- _Written task_
Write out each line that follows exactly as it stands, without the pictures.

═════ The records ═════

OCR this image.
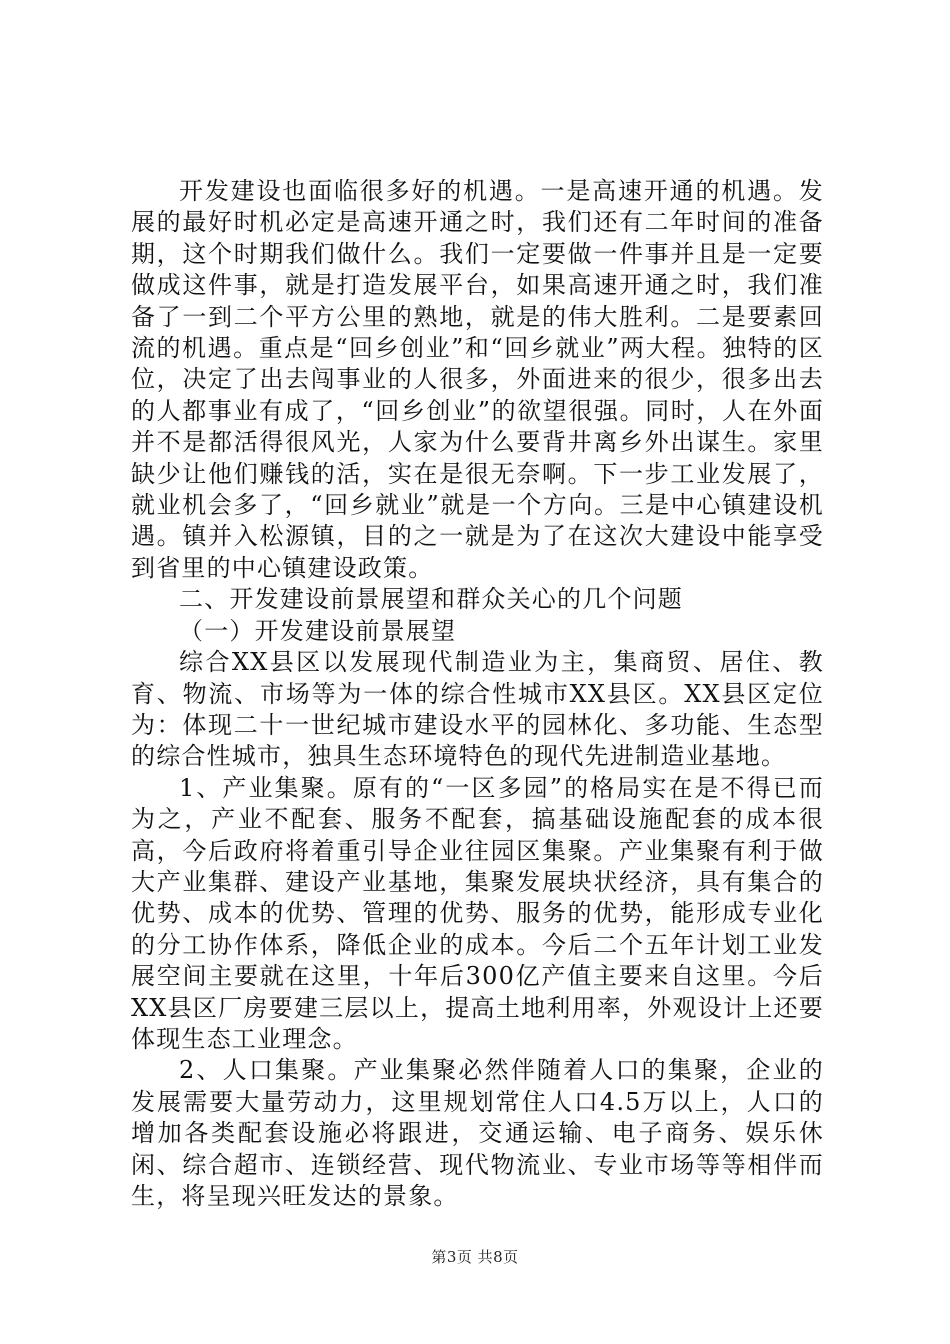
开发建设也面临很多好的机遇。一是高速开通的机遇。发展的最好时机必定是高速开通之时，我们还有二年时间的准备期，这个时期我们做什么。我们一定要做一件事并且是一定要做成这件事，就是打造发展平台，如果高速开通之时，我们准备了一到二个平方公里的熟地，就是的伟大胜利。二是要素回流的机遇。重点是“回乡创业”和“回乡就业”两大程。独特的区位，决定了出去闯事业的人很多，外面进来的很少，很多出去的人都事业有成了，“回乡创业”的欲望很强。同时，人在外面并不是都活得很风光，人家为什么要背井离乡外出谋生。家里缺少让他们赚钱的活，实在是很无奈啊。下一步工业发展了，就业机会多了，“回乡就业”就是一个方向。三是中心镇建设机遇。镇并入松源镇，目的之一就是为了在这次大建设中能享受到省里的中心镇建设政策。

二、开发建设前景展望和群众关心的几个问题

（一）开发建设前景展望

综合XX县区以发展现代制造业为主，集商贸、居住、教育、物流、市场等为一体的综合性城市XX县区。XX县区定位为：体现二十一世纪城市建设水平的园林化、多功能、生态型的综合性城市，独具生态环境特色的现代先进制造业基地。

1、产业集聚。原有的“一区多园”的格局实在是不得已而为之，产业不配套、服务不配套，搞基础设施配套的成本很高，今后政府将着重引导企业往园区集聚。产业集聚有利于做大产业集群、建设产业基地，集聚发展块状经济，具有集合的优势、成本的优势、管理的优势、服务的优势，能形成专业化的分工协作体系，降低企业的成本。今后二个五年计划工业发展空间主要就在这里，十年后300亿产值主要来自这里。今后XX县区厂房要建三层以上，提高土地利用率，外观设计上还要体现生态工业理念。

2、人口集聚。产业集聚必然伴随着人口的集聚，企业的发展需要大量劳动力，这里规划常住人口4.5万以上，人口的增加各类配套设施必将跟进，交通运输、电子商务、娱乐休闲、综合超市、连锁经营、现代物流业、专业市场等等相伴而生，将呈现兴旺发达的景象。

第3页 共8页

═════

- _Task result_
OCR this image.
开发建设也面临很多好的机遇。一是高速开通的机遇。发展的最好时机必定是高速开通之时，我们还有二年时间的准备期，这个时期我们做什么。我们一定要做一件事并且是一定要做成这件事，就是打造发展平台，如果高速开通之时，我们准备了一到二个平方公里的熟地，就是的伟大胜利。二是要素回流的机遇。重点是“回乡创业”和“回乡就业”两大程。独特的区位，决定了出去闯事业的人很多，外面进来的很少，很多出去的人都事业有成了，“回乡创业”的欲望很强。同时，人在外面并不是都活得很风光，人家为什么要背井离乡外出谋生。家里缺少让他们赚钱的活，实在是很无奈啊。下一步工业发展了，就业机会多了，“回乡就业”就是一个方向。三是中心镇建设机遇。镇并入松源镇，目的之一就是为了在这次大建设中能享受到省里的中心镇建设政策。

二、开发建设前景展望和群众关心的几个问题

（一）开发建设前景展望

综合XX县区以发展现代制造业为主，集商贸、居住、教育、物流、市场等为一体的综合性城市XX县区。XX县区定位为：体现二十一世纪城市建设水平的园林化、多功能、生态型的综合性城市，独具生态环境特色的现代先进制造业基地。

1、产业集聚。原有的“一区多园”的格局实在是不得已而为之，产业不配套、服务不配套，搞基础设施配套的成本很高，今后政府将着重引导企业往园区集聚。产业集聚有利于做大产业集群、建设产业基地，集聚发展块状经济，具有集合的优势、成本的优势、管理的优势、服务的优势，能形成专业化的分工协作体系，降低企业的成本。今后二个五年计划工业发展空间主要就在这里，十年后300亿产值主要来自这里。今后XX县区厂房要建三层以上，提高土地利用率，外观设计上还要体现生态工业理念。

2、人口集聚。产业集聚必然伴随着人口的集聚，企业的发展需要大量劳动力，这里规划常住人口4.5万以上，人口的增加各类配套设施必将跟进，交通运输、电子商务、娱乐休闲、综合超市、连锁经营、现代物流业、专业市场等等相伴而生，将呈现兴旺发达的景象。

第3页 共8页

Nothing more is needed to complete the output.